## Aim
For the data below, report the number of lines that contain the string "документы" and nothing else.
━━━━━ Given information
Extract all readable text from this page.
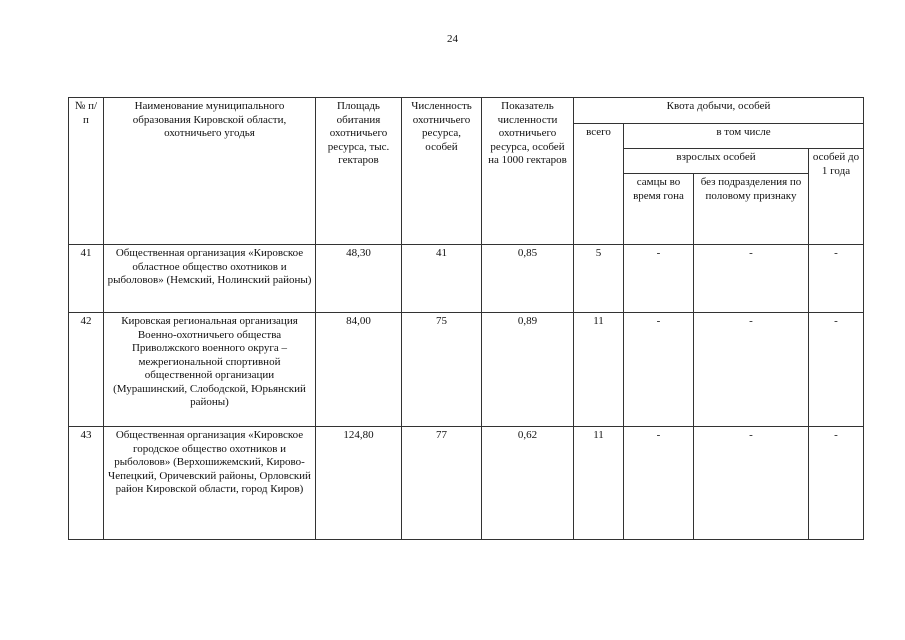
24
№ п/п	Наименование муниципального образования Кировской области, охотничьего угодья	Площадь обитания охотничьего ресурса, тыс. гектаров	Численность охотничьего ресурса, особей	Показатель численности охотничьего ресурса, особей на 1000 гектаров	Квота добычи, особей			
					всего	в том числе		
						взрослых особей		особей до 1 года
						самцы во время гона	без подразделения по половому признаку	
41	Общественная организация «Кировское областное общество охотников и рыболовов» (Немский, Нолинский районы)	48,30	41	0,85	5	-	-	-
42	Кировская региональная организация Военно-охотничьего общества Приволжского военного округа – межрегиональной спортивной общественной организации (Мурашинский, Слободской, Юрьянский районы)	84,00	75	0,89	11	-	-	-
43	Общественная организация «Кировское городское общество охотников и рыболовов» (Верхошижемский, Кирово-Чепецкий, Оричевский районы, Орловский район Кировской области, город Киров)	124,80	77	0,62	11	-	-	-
━━━━━━━━━━
━━━━━ Given information
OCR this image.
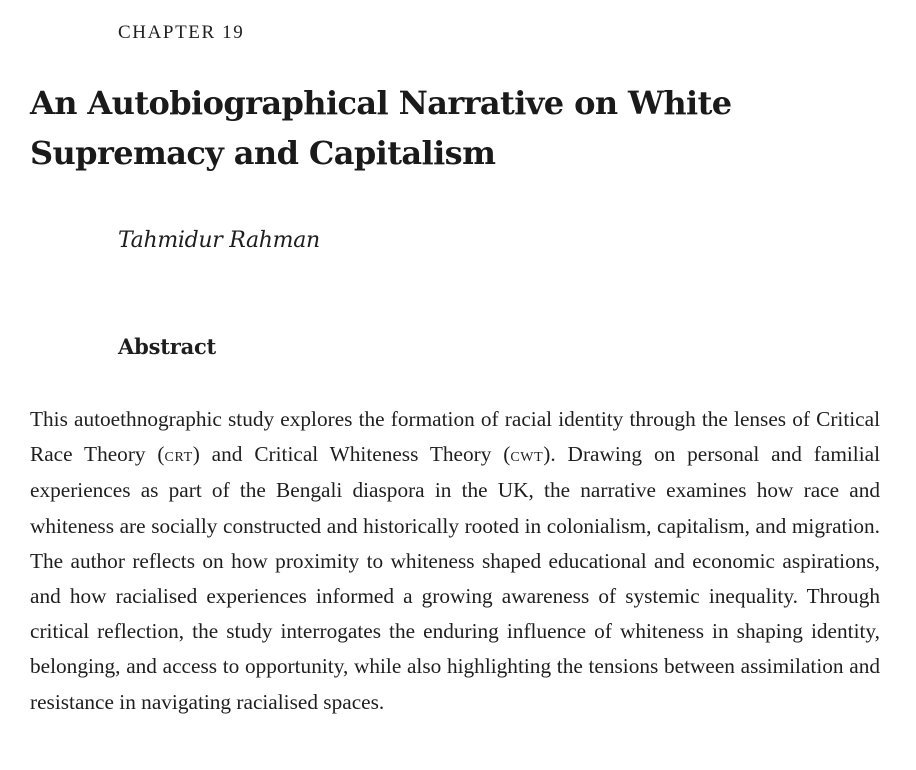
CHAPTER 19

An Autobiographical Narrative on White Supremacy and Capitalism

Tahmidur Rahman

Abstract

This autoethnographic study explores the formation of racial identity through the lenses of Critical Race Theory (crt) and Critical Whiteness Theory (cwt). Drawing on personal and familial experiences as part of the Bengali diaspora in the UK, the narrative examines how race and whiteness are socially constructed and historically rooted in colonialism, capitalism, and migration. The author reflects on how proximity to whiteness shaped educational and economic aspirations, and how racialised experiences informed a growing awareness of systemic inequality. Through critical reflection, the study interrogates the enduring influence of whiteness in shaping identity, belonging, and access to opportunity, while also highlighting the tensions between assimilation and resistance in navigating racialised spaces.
━━━━━━━━━━
━━━━━ Given information
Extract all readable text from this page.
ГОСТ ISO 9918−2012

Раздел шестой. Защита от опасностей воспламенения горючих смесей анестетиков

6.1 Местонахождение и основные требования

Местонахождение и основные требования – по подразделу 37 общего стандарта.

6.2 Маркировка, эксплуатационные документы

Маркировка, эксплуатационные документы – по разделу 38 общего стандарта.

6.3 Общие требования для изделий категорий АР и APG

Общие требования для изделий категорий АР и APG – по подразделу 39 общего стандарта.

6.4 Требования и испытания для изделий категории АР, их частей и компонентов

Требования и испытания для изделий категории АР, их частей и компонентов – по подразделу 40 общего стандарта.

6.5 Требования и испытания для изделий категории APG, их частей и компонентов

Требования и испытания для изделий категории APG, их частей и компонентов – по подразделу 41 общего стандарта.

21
━━━━━━━━━━
## Response to this task
2